■ **Given data**
--

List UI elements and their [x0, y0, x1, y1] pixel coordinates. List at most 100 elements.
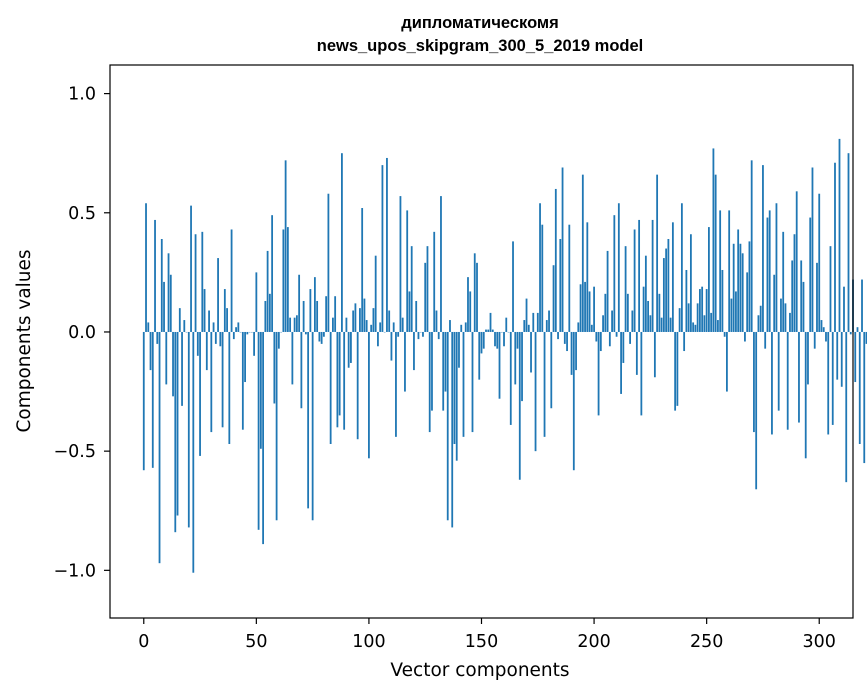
bar — [325, 296, 328, 332]
bar — [266, 250, 269, 332]
bar — [741, 253, 744, 332]
bar — [210, 331, 213, 433]
bar — [723, 331, 726, 337]
bar — [831, 331, 834, 425]
bar — [435, 310, 438, 332]
bar — [404, 331, 406, 392]
bar — [694, 324, 697, 332]
bar — [253, 331, 255, 356]
bar — [606, 250, 609, 332]
bar — [460, 324, 463, 332]
bar — [365, 320, 368, 332]
bar — [800, 260, 803, 332]
bar — [505, 317, 508, 332]
bar — [676, 331, 679, 406]
bar — [356, 331, 359, 440]
bar — [201, 231, 204, 332]
bar — [856, 327, 859, 332]
bar — [611, 310, 613, 332]
bar — [703, 315, 706, 332]
y-tick-label: 1.0 — [68, 85, 96, 105]
bar — [548, 310, 550, 332]
bar — [791, 260, 794, 332]
bar — [293, 317, 296, 332]
bar — [165, 331, 168, 385]
bar — [539, 203, 541, 332]
bar — [440, 196, 442, 332]
chart-title-line-2: news_upos_skipgram_300_5_2019 model — [317, 37, 644, 55]
bar — [467, 277, 469, 332]
bar — [545, 320, 548, 332]
bar — [644, 255, 647, 332]
bar — [838, 138, 841, 332]
bar — [392, 322, 395, 332]
x-tick-label: 200 — [577, 632, 610, 652]
x-tick-label: 150 — [465, 632, 498, 652]
bar — [719, 210, 722, 332]
x-tick-label: 250 — [690, 632, 723, 652]
bar — [710, 312, 713, 332]
bar — [802, 281, 805, 332]
bar — [223, 289, 226, 332]
bar — [149, 331, 152, 371]
bar — [521, 331, 523, 402]
bar — [615, 331, 618, 337]
bar — [746, 272, 749, 332]
bar — [426, 246, 429, 332]
bar — [721, 269, 724, 332]
bar — [786, 331, 789, 430]
bar — [338, 331, 341, 416]
bar — [151, 331, 154, 468]
bar — [230, 229, 233, 332]
bar — [259, 331, 262, 449]
bar — [187, 331, 190, 528]
bar — [246, 331, 249, 335]
bar — [424, 262, 427, 332]
bar — [597, 331, 600, 416]
bar — [313, 277, 316, 332]
bar — [566, 331, 568, 352]
bar — [199, 331, 201, 456]
bar — [735, 291, 737, 332]
bar — [208, 310, 210, 332]
bar — [692, 322, 695, 332]
bar — [593, 286, 595, 332]
bar — [464, 322, 467, 332]
bar — [527, 324, 530, 332]
bar — [762, 165, 764, 332]
bar — [345, 317, 348, 332]
bar — [640, 331, 643, 416]
bar — [768, 210, 771, 332]
bar — [203, 289, 206, 332]
bar — [241, 331, 244, 430]
bar — [843, 286, 845, 332]
bar — [428, 331, 431, 433]
bar — [532, 312, 535, 332]
bar — [449, 320, 451, 332]
bar — [811, 167, 814, 332]
bar — [158, 331, 161, 564]
bar — [386, 157, 388, 332]
bar — [471, 331, 474, 433]
bar — [525, 298, 528, 332]
bar — [498, 331, 501, 399]
bar — [584, 281, 586, 332]
bar — [809, 217, 812, 332]
bar — [865, 331, 867, 344]
bar — [622, 331, 625, 363]
bar — [660, 317, 663, 332]
bar — [458, 331, 460, 368]
bar — [714, 174, 717, 332]
bar — [559, 239, 562, 332]
bar — [451, 331, 454, 528]
bar — [368, 331, 370, 459]
bar — [415, 300, 418, 332]
bar — [840, 331, 843, 387]
bar — [370, 324, 373, 332]
bar — [613, 215, 616, 332]
bar — [665, 248, 668, 332]
bar — [381, 165, 384, 332]
bar — [372, 308, 375, 332]
bar — [599, 331, 602, 352]
bar — [509, 331, 512, 425]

--

■ **Exercise details**
Copy out every row above word for word, omitting the picture.

■ **Solution for this exercise**
List UI elements and their [x0, y0, x1, y1] pixel coordinates. List at most 100 elements.
bar — [325, 296, 328, 332]
bar — [266, 250, 269, 332]
bar — [741, 253, 744, 332]
bar — [210, 331, 213, 433]
bar — [723, 331, 726, 337]
bar — [831, 331, 834, 425]
bar — [435, 310, 438, 332]
bar — [404, 331, 406, 392]
bar — [694, 324, 697, 332]
bar — [253, 331, 255, 356]
bar — [606, 250, 609, 332]
bar — [460, 324, 463, 332]
bar — [365, 320, 368, 332]
bar — [800, 260, 803, 332]
bar — [505, 317, 508, 332]
bar — [676, 331, 679, 406]
bar — [356, 331, 359, 440]
bar — [201, 231, 204, 332]
bar — [856, 327, 859, 332]
bar — [611, 310, 613, 332]
bar — [703, 315, 706, 332]
y-tick-label: 1.0 — [68, 85, 96, 105]
bar — [548, 310, 550, 332]
bar — [791, 260, 794, 332]
bar — [293, 317, 296, 332]
bar — [165, 331, 168, 385]
bar — [539, 203, 541, 332]
bar — [440, 196, 442, 332]
chart-title-line-2: news_upos_skipgram_300_5_2019 model — [317, 37, 644, 55]
bar — [467, 277, 469, 332]
bar — [545, 320, 548, 332]
bar — [644, 255, 647, 332]
bar — [838, 138, 841, 332]
bar — [392, 322, 395, 332]
x-tick-label: 200 — [577, 632, 610, 652]
x-tick-label: 150 — [465, 632, 498, 652]
bar — [719, 210, 722, 332]
x-tick-label: 250 — [690, 632, 723, 652]
bar — [710, 312, 713, 332]
bar — [802, 281, 805, 332]
bar — [223, 289, 226, 332]
bar — [149, 331, 152, 371]
bar — [521, 331, 523, 402]
bar — [615, 331, 618, 337]
bar — [746, 272, 749, 332]
bar — [426, 246, 429, 332]
bar — [721, 269, 724, 332]
bar — [786, 331, 789, 430]
bar — [338, 331, 341, 416]
bar — [151, 331, 154, 468]
bar — [230, 229, 233, 332]
bar — [259, 331, 262, 449]
bar — [187, 331, 190, 528]
bar — [246, 331, 249, 335]
bar — [424, 262, 427, 332]
bar — [597, 331, 600, 416]
bar — [313, 277, 316, 332]
bar — [566, 331, 568, 352]
bar — [199, 331, 201, 456]
bar — [735, 291, 737, 332]
bar — [208, 310, 210, 332]
bar — [692, 322, 695, 332]
bar — [593, 286, 595, 332]
bar — [464, 322, 467, 332]
bar — [527, 324, 530, 332]
bar — [762, 165, 764, 332]
bar — [345, 317, 348, 332]
bar — [640, 331, 643, 416]
bar — [768, 210, 771, 332]
bar — [203, 289, 206, 332]
bar — [241, 331, 244, 430]
bar — [843, 286, 845, 332]
bar — [428, 331, 431, 433]
bar — [532, 312, 535, 332]
bar — [449, 320, 451, 332]
bar — [811, 167, 814, 332]
bar — [158, 331, 161, 564]
bar — [386, 157, 388, 332]
bar — [471, 331, 474, 433]
bar — [525, 298, 528, 332]
bar — [498, 331, 501, 399]
bar — [584, 281, 586, 332]
bar — [809, 217, 812, 332]
bar — [865, 331, 867, 344]
bar — [622, 331, 625, 363]
bar — [660, 317, 663, 332]
bar — [458, 331, 460, 368]
bar — [714, 174, 717, 332]
bar — [559, 239, 562, 332]
bar — [451, 331, 454, 528]
bar — [368, 331, 370, 459]
bar — [415, 300, 418, 332]
bar — [840, 331, 843, 387]
bar — [370, 324, 373, 332]
bar — [613, 215, 616, 332]
bar — [665, 248, 668, 332]
bar — [381, 165, 384, 332]
bar — [372, 308, 375, 332]
bar — [599, 331, 602, 352]
bar — [509, 331, 512, 425]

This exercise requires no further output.